╔══

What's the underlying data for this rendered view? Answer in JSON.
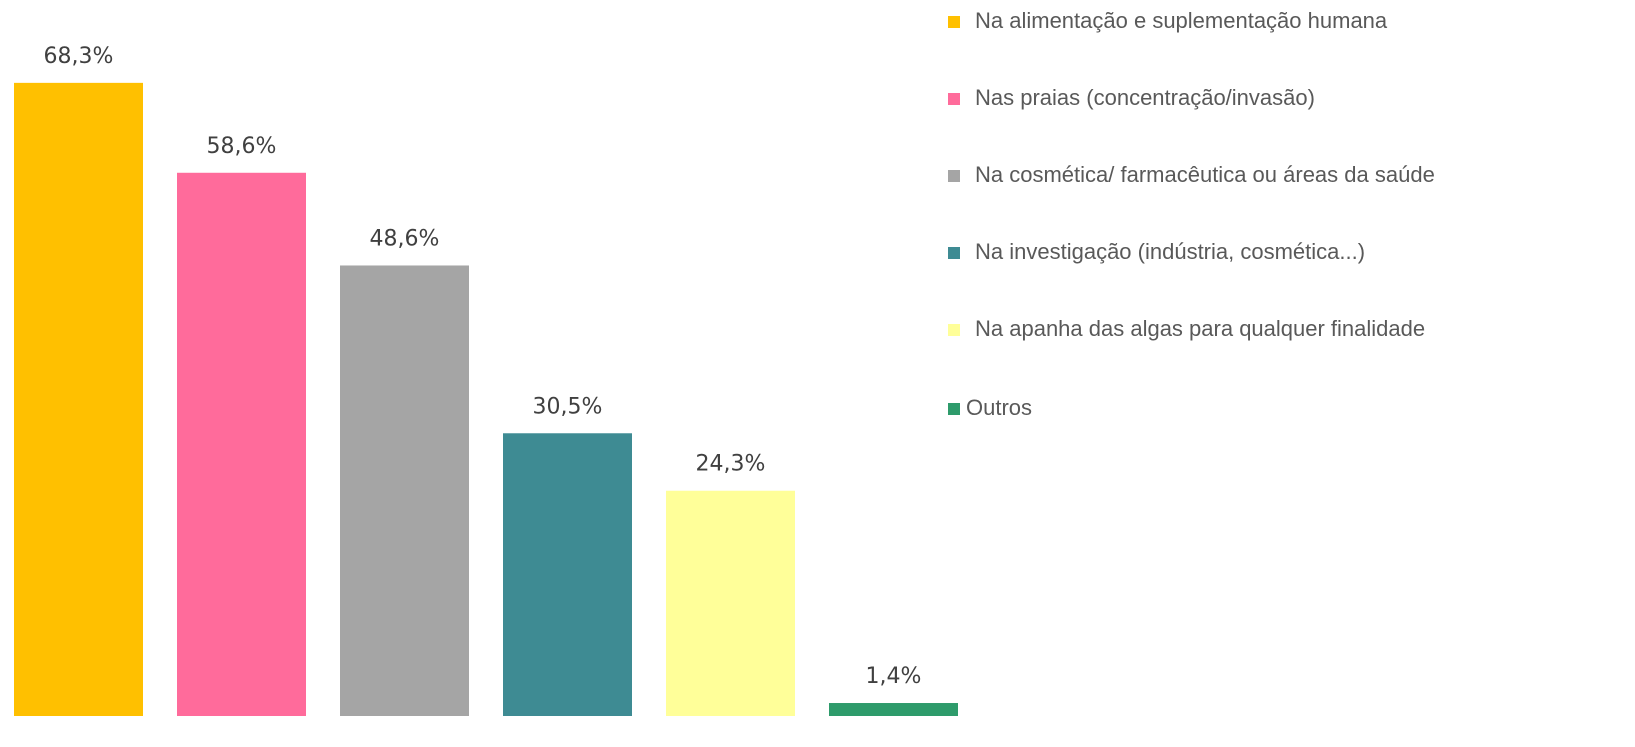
{
  "chart_data": {
    "type": "bar",
    "categories": [
      null
    ],
    "series": [
      {
        "name": "Na alimentação e suplementação humana",
        "color": "#ffc000",
        "values": [
          68.3
        ],
        "value_labels": [
          "68,3%"
        ]
      },
      {
        "name": "Nas praias (concentração/invasão)",
        "color": "#ff6b9b",
        "values": [
          58.6
        ],
        "value_labels": [
          "58,6%"
        ]
      },
      {
        "name": "Na cosmética/ farmacêutica ou áreas da saúde",
        "color": "#a5a5a5",
        "values": [
          48.6
        ],
        "value_labels": [
          "48,6%"
        ]
      },
      {
        "name": "Na investigação (indústria, cosmética...)",
        "color": "#3e8b93",
        "values": [
          30.5
        ],
        "value_labels": [
          "30,5%"
        ]
      },
      {
        "name": "Na apanha das algas para qualquer finalidade",
        "color": "#ffff99",
        "values": [
          24.3
        ],
        "value_labels": [
          "24,3%"
        ]
      },
      {
        "name": "Outros",
        "color": "#2e9b6b",
        "values": [
          1.4
        ],
        "value_labels": [
          "1,4%"
        ]
      }
    ],
    "legend": "top-right"
  }
}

╚══

Check each line of the material above for "name" and say how many lines contain it, giving the number alone.

▶ _Response_: 6